> **Exercise prompt**:
Keep only those lines of the records that include the string "color".

> **Dataset content**:
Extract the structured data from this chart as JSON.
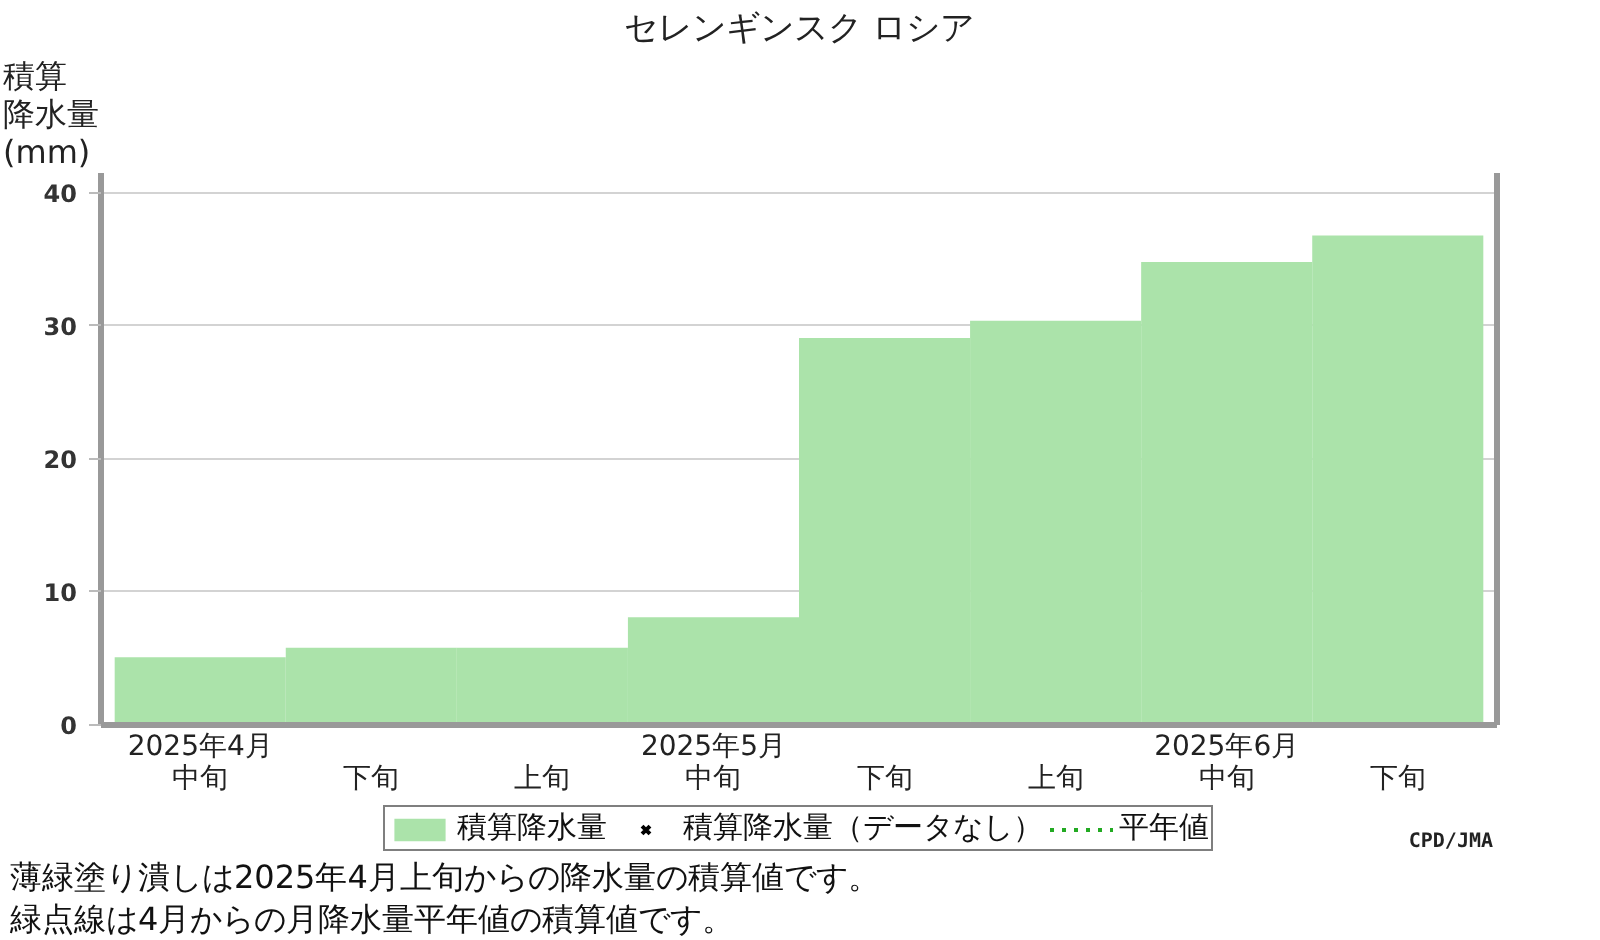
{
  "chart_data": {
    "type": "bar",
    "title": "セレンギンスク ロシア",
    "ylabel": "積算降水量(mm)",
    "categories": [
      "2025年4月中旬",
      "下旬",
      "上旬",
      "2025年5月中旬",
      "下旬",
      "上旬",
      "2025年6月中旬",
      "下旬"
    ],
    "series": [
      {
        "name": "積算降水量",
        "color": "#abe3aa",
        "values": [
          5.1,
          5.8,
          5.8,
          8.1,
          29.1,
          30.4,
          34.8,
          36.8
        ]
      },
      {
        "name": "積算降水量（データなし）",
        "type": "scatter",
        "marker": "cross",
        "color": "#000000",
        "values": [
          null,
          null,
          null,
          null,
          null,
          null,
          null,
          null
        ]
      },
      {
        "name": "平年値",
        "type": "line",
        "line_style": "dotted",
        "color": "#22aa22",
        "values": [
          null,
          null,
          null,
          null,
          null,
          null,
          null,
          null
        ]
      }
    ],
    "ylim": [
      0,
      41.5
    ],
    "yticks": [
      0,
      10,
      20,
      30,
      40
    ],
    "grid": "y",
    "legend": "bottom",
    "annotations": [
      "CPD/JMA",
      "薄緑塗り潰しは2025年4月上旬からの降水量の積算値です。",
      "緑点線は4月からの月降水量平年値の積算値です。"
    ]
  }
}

> **Exercise answer**:
        "color": "#abe3aa",
        "color": "#000000",
        "color": "#22aa22",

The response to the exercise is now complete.